[What to work on]:
Gather every line below where "during" appears.

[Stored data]

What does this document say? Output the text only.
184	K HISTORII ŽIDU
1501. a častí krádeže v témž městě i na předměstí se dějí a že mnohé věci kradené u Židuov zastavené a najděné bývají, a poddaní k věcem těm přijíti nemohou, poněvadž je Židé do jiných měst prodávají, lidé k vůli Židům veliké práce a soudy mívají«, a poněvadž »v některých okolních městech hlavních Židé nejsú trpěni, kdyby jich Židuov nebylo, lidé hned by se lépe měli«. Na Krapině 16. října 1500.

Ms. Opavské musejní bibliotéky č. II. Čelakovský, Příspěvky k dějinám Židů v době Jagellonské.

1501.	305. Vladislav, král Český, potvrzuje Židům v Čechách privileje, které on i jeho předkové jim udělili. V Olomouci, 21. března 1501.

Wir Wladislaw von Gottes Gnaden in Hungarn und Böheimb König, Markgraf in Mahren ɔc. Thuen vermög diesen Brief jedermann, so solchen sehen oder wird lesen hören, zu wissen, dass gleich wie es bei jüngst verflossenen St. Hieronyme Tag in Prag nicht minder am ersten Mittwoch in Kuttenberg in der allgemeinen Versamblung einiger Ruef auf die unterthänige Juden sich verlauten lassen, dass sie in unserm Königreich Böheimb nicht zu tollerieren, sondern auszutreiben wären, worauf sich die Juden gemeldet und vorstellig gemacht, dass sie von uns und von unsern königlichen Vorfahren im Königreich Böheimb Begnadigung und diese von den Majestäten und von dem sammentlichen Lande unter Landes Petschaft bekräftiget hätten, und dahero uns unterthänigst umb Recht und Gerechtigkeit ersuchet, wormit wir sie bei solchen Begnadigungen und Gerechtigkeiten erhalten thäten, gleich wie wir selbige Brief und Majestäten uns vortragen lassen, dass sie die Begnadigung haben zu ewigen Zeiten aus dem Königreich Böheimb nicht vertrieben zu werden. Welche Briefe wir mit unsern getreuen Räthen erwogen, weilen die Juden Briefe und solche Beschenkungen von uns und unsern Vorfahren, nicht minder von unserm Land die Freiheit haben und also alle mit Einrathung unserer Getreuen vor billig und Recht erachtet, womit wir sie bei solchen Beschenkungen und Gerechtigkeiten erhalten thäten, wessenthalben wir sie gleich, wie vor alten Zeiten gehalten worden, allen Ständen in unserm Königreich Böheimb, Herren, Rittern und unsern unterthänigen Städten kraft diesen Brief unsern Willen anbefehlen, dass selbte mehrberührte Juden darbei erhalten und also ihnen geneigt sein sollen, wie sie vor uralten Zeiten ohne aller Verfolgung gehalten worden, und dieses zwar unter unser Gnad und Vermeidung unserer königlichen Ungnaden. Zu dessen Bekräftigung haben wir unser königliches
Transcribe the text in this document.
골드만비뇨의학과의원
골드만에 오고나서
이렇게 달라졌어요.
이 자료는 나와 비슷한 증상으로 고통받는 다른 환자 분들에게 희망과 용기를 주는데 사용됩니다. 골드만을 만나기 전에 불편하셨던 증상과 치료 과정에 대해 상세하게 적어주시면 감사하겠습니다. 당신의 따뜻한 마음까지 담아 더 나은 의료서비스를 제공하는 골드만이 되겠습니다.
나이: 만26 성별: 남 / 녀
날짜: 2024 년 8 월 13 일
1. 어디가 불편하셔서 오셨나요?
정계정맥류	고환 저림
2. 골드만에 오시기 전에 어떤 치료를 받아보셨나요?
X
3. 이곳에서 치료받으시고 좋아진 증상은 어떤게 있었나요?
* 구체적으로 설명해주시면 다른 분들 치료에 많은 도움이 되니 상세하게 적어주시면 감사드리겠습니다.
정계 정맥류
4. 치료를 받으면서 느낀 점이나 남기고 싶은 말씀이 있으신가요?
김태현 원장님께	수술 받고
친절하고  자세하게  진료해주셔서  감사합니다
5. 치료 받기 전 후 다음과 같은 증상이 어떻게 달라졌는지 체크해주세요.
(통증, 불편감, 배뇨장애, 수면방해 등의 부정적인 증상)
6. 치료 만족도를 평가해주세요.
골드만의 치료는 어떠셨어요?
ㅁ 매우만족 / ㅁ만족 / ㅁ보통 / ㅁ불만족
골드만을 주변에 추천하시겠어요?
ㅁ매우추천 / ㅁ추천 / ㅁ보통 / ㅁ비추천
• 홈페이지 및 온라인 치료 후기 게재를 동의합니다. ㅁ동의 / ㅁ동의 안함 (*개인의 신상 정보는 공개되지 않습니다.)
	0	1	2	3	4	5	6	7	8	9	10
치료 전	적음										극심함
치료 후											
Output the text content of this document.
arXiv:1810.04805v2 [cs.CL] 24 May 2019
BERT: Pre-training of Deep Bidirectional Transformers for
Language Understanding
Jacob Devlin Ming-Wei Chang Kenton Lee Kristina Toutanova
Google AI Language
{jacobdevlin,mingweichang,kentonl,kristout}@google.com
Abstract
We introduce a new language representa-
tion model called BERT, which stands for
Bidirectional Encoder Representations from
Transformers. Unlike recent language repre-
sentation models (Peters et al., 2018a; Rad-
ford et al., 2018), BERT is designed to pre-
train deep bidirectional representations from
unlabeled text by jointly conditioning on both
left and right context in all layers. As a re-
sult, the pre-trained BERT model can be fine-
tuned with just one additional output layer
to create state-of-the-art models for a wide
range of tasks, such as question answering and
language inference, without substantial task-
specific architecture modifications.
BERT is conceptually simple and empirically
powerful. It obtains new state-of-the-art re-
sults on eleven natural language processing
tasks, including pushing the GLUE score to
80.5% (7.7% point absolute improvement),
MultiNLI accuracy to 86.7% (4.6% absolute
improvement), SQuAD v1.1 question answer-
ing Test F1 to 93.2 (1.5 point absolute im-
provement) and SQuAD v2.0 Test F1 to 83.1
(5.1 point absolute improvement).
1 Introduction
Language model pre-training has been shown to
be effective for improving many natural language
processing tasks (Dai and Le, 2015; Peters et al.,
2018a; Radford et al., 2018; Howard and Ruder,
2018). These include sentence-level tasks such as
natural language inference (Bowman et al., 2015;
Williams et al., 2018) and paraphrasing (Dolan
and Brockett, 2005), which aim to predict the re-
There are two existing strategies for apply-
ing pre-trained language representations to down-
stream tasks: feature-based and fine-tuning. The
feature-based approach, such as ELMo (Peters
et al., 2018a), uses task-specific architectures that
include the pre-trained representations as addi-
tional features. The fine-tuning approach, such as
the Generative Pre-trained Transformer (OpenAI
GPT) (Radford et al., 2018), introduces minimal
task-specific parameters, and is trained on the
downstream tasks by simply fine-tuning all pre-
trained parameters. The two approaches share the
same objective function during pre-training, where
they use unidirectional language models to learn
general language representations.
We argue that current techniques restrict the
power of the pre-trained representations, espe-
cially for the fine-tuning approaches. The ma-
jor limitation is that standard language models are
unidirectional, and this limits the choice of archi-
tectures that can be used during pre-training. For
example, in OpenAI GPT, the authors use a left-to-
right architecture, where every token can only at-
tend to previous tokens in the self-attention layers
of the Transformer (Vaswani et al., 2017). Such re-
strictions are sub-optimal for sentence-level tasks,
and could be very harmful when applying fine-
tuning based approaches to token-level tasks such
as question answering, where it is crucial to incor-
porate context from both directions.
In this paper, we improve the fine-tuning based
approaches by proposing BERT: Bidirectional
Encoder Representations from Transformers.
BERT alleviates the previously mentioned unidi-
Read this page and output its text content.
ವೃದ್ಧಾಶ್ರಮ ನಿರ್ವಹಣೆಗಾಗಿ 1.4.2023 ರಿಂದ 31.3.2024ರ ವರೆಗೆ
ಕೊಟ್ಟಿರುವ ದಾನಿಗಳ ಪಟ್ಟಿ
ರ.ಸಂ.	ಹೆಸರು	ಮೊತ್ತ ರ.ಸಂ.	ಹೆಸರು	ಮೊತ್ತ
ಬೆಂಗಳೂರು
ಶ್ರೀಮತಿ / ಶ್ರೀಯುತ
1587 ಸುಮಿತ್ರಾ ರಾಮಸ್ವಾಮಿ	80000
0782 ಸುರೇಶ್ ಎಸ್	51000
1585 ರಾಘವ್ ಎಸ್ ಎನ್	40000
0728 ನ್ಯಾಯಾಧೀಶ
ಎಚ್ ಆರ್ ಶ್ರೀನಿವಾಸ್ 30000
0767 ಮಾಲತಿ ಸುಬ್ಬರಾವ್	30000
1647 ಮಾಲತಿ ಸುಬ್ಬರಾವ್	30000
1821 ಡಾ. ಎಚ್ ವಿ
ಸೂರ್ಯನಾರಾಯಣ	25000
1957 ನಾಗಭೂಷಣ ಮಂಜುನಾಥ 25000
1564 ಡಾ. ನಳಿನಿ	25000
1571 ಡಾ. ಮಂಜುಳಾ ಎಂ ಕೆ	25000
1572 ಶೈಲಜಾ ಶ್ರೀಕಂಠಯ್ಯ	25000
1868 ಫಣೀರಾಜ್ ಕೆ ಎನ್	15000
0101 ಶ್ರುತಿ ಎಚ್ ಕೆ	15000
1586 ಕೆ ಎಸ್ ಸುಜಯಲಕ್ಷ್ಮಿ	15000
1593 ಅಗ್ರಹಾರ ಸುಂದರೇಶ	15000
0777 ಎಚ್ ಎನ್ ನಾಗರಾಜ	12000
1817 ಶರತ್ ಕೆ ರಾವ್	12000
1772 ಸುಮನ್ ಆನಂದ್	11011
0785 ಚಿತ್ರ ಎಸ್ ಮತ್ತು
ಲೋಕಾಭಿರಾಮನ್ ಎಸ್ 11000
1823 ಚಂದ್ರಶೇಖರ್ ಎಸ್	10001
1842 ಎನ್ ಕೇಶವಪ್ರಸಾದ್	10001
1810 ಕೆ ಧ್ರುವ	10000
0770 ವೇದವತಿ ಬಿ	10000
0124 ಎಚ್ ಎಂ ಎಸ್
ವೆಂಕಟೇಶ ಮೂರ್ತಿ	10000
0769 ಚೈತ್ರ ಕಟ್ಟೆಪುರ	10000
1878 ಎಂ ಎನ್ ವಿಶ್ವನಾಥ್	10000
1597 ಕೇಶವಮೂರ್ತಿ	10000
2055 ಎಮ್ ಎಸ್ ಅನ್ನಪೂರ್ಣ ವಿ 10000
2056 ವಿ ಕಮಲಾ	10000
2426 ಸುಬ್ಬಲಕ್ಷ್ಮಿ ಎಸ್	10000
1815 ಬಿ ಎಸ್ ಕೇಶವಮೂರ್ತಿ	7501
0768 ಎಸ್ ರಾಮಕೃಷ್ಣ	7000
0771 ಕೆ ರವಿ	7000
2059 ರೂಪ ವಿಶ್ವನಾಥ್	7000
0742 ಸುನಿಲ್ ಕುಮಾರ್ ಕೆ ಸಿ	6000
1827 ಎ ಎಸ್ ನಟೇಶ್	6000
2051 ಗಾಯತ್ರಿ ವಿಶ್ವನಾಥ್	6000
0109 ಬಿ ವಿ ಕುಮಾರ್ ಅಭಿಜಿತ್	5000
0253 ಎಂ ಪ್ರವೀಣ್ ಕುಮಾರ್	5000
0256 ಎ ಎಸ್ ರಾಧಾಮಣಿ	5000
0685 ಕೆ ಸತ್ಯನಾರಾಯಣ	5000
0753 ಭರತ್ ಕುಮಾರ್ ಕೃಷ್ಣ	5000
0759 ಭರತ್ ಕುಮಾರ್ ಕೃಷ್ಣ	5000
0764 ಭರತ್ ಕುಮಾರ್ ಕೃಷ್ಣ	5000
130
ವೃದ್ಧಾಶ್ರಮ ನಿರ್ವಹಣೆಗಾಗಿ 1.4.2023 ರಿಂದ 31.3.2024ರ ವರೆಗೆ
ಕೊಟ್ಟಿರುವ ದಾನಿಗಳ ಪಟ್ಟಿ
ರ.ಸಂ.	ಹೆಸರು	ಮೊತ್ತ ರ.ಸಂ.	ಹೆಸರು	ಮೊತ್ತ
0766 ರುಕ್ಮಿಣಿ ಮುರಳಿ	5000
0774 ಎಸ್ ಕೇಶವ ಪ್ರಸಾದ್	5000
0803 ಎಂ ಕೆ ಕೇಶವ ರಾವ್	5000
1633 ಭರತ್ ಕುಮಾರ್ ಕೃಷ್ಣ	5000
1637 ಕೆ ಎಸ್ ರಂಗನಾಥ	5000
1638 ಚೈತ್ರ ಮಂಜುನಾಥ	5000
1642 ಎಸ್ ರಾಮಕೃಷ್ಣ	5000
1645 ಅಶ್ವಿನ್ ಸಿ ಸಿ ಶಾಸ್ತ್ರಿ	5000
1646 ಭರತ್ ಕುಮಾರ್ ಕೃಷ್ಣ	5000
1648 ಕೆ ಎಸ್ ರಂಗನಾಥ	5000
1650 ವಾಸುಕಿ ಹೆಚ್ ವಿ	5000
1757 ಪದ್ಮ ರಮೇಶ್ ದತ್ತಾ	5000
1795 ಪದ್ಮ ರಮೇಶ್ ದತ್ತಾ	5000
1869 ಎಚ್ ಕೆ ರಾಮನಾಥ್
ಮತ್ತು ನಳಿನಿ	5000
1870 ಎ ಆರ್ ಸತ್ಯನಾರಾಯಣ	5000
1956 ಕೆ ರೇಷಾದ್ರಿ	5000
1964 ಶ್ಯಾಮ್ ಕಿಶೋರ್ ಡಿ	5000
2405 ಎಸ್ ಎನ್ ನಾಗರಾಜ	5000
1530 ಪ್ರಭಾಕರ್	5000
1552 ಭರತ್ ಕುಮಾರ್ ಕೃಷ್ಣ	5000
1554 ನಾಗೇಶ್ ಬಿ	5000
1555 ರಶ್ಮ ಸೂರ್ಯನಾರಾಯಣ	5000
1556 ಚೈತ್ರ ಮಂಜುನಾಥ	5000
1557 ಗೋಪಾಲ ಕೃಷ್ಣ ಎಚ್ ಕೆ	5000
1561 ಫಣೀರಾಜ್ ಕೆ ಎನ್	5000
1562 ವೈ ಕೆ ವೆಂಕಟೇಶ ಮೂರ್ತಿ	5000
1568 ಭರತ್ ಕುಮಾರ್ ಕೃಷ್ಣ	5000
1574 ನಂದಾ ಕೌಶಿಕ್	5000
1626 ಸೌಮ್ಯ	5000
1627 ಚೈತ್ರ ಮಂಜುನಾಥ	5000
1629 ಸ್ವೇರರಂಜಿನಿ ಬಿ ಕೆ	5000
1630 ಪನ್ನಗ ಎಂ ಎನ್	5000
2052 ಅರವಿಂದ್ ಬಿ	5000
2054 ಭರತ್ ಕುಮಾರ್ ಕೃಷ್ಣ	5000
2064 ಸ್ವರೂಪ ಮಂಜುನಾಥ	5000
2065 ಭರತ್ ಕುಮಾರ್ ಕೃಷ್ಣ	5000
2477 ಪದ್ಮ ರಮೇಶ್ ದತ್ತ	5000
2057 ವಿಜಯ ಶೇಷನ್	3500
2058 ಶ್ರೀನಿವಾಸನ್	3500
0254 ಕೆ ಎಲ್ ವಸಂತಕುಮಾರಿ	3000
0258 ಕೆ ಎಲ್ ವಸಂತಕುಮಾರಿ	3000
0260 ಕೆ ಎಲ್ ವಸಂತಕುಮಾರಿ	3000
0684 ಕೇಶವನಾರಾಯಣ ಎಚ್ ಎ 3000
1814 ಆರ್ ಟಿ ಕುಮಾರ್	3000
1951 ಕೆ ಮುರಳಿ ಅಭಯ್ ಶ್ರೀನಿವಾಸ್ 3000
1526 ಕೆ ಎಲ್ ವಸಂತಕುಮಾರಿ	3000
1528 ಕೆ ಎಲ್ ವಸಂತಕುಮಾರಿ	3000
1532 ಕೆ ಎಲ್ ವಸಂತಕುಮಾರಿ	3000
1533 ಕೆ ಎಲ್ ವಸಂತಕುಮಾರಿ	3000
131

[The answer]:
same objective function during pre-training, where
tectures that can be used during pre-training. For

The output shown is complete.